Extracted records
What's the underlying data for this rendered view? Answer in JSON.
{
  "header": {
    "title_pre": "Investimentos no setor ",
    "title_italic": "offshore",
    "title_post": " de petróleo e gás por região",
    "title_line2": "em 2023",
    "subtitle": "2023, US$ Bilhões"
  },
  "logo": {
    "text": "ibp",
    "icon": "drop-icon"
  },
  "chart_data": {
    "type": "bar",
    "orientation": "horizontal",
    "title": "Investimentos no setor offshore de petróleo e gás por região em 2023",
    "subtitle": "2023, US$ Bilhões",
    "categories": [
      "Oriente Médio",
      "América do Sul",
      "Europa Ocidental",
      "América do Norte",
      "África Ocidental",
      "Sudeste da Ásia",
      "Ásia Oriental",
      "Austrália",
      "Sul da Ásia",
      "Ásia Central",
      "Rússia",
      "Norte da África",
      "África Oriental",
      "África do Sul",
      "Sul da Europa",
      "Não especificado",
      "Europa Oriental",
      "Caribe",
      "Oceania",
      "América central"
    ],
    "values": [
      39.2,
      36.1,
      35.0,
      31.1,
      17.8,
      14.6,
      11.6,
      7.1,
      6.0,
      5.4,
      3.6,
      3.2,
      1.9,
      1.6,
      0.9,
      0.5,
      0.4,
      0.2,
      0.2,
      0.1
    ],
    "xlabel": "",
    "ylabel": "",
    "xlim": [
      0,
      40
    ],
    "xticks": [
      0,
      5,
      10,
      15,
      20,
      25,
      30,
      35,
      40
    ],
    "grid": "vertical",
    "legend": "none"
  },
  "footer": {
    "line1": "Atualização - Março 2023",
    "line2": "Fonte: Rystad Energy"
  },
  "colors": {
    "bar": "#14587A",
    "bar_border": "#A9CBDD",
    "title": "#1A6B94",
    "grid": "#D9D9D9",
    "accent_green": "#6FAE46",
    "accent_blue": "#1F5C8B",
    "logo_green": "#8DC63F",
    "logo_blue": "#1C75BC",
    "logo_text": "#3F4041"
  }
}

TO BE DONE.
Type the material above out again, exactly.

THE RESPONSE.
What's the underlying data for this rendered view? Answer in JSON.
{
  "header": {
    "title_pre": "Investimentos no setor ",
    "title_italic": "offshore",
    "title_post": " de petróleo e gás por região",
    "title_line2": "em 2023",
    "subtitle": "2023, US$ Bilhões"
  },
  "logo": {
    "text": "ibp",
    "icon": "drop-icon"
  },
  "chart_data": {
    "type": "bar",
    "orientation": "horizontal",
    "title": "Investimentos no setor offshore de petróleo e gás por região em 2023",
    "subtitle": "2023, US$ Bilhões",
    "categories": [
      "Oriente Médio",
      "América do Sul",
      "Europa Ocidental",
      "América do Norte",
      "África Ocidental",
      "Sudeste da Ásia",
      "Ásia Oriental",
      "Austrália",
      "Sul da Ásia",
      "Ásia Central",
      "Rússia",
      "Norte da África",
      "África Oriental",
      "África do Sul",
      "Sul da Europa",
      "Não especificado",
      "Europa Oriental",
      "Caribe",
      "Oceania",
      "América central"
    ],
    "values": [
      39.2,
      36.1,
      35.0,
      31.1,
      17.8,
      14.6,
      11.6,
      7.1,
      6.0,
      5.4,
      3.6,
      3.2,
      1.9,
      1.6,
      0.9,
      0.5,
      0.4,
      0.2,
      0.2,
      0.1
    ],
    "xlabel": "",
    "ylabel": "",
    "xlim": [
      0,
      40
    ],
    "xticks": [
      0,
      5,
      10,
      15,
      20,
      25,
      30,
      35,
      40
    ],
    "grid": "vertical",
    "legend": "none"
  },
  "footer": {
    "line1": "Atualização - Março 2023",
    "line2": "Fonte: Rystad Energy"
  },
  "colors": {
    "bar": "#14587A",
    "bar_border": "#A9CBDD",
    "title": "#1A6B94",
    "grid": "#D9D9D9",
    "accent_green": "#6FAE46",
    "accent_blue": "#1F5C8B",
    "logo_green": "#8DC63F",
    "logo_blue": "#1C75BC",
    "logo_text": "#3F4041"
  }
}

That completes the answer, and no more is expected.